Start

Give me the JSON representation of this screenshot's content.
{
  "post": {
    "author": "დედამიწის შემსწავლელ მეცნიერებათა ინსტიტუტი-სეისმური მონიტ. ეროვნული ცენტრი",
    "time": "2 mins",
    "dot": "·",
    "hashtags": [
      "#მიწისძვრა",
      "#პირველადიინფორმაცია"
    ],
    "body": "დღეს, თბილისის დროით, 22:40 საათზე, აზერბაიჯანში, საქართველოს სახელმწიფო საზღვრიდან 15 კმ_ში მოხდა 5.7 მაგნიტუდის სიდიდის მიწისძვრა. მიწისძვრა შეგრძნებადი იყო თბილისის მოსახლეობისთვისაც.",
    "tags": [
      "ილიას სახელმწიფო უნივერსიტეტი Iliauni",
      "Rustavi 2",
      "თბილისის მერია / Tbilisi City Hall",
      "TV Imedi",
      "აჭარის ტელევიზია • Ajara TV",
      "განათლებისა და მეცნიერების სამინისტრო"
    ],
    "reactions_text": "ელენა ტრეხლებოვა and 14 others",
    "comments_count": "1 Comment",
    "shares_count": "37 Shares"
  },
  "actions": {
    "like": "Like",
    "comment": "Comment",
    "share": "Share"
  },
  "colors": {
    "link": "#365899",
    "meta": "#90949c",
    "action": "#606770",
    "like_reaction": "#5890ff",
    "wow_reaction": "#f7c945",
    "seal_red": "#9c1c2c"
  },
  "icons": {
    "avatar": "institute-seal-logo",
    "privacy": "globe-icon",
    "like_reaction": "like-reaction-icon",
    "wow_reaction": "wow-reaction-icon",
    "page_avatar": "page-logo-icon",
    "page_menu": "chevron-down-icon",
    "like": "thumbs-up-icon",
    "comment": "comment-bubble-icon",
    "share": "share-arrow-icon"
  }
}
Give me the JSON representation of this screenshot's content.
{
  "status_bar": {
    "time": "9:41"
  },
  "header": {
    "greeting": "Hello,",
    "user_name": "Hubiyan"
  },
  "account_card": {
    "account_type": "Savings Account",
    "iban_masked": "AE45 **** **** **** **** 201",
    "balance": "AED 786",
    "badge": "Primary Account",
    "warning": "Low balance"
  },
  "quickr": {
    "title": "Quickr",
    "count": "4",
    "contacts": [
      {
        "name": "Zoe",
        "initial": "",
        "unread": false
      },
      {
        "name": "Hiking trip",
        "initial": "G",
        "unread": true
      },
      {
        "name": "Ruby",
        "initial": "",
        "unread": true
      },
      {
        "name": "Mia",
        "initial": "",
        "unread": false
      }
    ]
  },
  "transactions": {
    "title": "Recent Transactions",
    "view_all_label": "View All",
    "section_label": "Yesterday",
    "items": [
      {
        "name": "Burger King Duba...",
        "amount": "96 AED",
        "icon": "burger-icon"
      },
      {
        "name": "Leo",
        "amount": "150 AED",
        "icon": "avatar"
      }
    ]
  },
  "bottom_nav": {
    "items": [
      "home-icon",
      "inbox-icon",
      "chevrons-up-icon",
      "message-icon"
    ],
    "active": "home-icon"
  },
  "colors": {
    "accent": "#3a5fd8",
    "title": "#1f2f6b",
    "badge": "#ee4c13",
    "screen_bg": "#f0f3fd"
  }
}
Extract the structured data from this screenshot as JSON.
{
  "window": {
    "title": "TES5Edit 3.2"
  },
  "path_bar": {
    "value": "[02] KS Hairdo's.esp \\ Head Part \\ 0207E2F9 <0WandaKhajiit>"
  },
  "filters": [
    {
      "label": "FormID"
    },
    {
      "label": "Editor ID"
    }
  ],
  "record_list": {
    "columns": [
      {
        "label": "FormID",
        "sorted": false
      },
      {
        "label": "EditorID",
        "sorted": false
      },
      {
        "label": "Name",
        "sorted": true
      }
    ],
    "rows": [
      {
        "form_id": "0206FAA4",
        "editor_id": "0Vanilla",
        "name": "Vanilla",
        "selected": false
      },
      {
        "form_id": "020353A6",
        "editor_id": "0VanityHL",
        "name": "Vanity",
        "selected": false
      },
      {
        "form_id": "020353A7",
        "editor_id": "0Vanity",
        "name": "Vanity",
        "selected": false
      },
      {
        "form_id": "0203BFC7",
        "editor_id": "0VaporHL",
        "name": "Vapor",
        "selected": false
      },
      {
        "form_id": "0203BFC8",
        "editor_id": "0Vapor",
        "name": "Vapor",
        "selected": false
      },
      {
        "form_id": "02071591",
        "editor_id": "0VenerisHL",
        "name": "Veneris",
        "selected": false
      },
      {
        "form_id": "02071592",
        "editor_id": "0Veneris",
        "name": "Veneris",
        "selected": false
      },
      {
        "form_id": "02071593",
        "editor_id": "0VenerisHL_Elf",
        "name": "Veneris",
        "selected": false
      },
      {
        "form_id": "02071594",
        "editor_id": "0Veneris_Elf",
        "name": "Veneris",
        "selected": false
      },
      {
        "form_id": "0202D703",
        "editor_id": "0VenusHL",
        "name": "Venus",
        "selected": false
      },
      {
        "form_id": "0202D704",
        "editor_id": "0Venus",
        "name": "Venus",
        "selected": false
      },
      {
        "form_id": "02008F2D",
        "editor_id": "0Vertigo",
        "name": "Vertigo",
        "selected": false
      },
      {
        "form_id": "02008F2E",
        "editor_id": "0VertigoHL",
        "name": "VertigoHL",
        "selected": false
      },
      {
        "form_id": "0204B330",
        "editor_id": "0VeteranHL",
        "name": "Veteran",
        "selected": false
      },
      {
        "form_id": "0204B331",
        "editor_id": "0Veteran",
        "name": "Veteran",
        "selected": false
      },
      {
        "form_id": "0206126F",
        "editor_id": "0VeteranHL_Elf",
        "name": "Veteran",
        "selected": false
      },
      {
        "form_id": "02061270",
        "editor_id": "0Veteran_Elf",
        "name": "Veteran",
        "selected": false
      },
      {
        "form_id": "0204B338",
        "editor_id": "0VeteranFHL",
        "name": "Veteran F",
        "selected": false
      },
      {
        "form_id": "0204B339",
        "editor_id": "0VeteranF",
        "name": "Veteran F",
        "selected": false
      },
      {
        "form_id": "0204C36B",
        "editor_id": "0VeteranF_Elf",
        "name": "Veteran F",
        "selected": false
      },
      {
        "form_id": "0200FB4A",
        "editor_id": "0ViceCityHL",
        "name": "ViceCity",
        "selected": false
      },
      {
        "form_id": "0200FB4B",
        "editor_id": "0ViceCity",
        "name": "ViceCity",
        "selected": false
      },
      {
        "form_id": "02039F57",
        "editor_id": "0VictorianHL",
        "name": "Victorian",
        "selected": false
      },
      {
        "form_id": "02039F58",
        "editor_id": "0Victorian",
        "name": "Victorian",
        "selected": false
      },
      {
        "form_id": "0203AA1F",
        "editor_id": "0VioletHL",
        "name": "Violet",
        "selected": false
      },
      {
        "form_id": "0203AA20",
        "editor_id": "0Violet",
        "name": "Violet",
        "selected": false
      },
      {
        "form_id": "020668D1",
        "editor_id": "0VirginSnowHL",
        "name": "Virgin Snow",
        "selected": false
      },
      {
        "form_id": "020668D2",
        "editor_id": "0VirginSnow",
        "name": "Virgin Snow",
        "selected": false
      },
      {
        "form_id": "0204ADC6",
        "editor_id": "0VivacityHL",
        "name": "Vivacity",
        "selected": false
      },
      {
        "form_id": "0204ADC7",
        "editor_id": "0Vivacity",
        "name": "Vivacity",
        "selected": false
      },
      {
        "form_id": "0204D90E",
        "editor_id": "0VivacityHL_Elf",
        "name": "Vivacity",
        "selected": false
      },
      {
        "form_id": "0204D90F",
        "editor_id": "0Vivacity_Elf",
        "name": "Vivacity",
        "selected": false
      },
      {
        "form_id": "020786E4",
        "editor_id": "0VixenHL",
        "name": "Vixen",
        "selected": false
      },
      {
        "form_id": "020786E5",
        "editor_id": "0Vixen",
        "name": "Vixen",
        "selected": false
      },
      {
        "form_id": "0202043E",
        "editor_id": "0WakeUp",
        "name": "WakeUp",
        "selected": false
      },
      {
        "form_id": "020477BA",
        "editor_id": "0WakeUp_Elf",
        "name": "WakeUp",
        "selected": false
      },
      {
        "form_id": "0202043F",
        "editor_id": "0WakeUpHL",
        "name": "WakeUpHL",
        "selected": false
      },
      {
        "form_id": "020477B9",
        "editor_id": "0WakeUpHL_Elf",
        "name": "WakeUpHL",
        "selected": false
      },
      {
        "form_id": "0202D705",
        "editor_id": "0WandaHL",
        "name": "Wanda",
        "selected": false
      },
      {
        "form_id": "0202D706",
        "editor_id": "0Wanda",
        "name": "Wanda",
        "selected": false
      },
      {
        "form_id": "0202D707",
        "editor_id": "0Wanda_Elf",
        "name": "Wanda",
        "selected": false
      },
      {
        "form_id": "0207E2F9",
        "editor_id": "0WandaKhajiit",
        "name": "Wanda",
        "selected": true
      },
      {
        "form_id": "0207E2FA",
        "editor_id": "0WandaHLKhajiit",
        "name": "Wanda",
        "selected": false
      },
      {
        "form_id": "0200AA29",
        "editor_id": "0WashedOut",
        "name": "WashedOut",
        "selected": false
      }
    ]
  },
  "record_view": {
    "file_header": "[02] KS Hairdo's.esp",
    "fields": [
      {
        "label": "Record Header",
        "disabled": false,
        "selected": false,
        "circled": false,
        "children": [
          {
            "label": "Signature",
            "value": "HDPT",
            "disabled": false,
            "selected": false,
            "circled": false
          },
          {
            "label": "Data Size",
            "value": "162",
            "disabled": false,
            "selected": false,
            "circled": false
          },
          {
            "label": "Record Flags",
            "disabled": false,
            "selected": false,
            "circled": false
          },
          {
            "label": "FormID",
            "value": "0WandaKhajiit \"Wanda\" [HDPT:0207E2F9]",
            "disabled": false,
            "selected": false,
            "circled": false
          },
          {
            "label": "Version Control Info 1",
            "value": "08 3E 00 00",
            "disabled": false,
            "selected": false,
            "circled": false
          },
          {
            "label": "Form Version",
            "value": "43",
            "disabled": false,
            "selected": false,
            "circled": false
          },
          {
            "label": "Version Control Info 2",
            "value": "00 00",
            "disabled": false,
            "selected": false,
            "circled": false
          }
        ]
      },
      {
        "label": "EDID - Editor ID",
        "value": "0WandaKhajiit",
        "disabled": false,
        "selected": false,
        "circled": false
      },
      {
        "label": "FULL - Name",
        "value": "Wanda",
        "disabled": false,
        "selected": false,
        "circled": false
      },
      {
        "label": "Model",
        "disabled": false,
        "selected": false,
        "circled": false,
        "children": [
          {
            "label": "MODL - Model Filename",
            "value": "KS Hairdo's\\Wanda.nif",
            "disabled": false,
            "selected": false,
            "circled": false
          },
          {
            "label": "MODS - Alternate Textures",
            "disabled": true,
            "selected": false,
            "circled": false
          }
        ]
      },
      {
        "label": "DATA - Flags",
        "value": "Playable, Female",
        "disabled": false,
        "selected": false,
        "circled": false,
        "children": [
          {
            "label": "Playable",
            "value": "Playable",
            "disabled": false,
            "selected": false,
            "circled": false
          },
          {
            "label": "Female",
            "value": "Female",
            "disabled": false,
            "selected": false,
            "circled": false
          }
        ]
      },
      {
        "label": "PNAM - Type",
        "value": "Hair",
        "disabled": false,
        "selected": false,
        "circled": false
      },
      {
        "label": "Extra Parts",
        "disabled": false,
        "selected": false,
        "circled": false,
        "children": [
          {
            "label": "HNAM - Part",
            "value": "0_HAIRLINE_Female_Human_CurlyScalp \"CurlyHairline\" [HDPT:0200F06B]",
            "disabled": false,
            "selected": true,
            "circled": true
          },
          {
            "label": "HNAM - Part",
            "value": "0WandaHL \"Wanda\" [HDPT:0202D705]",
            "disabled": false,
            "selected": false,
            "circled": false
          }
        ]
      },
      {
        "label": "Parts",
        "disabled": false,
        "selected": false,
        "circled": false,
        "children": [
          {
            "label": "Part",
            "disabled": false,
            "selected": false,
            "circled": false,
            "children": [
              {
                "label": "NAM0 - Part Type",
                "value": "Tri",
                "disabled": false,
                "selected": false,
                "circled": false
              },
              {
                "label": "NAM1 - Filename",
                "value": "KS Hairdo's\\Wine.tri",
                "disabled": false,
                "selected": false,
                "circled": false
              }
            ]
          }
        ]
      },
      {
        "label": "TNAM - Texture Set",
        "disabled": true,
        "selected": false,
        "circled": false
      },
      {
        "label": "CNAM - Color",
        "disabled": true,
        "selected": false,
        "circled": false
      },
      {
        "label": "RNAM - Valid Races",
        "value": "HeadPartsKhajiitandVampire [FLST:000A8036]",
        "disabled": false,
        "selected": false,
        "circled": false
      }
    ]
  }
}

End

To be done >> Of the lines in the listing, how many hold the word "Version"? Nothing but the number is needed.

Problem solution >> 3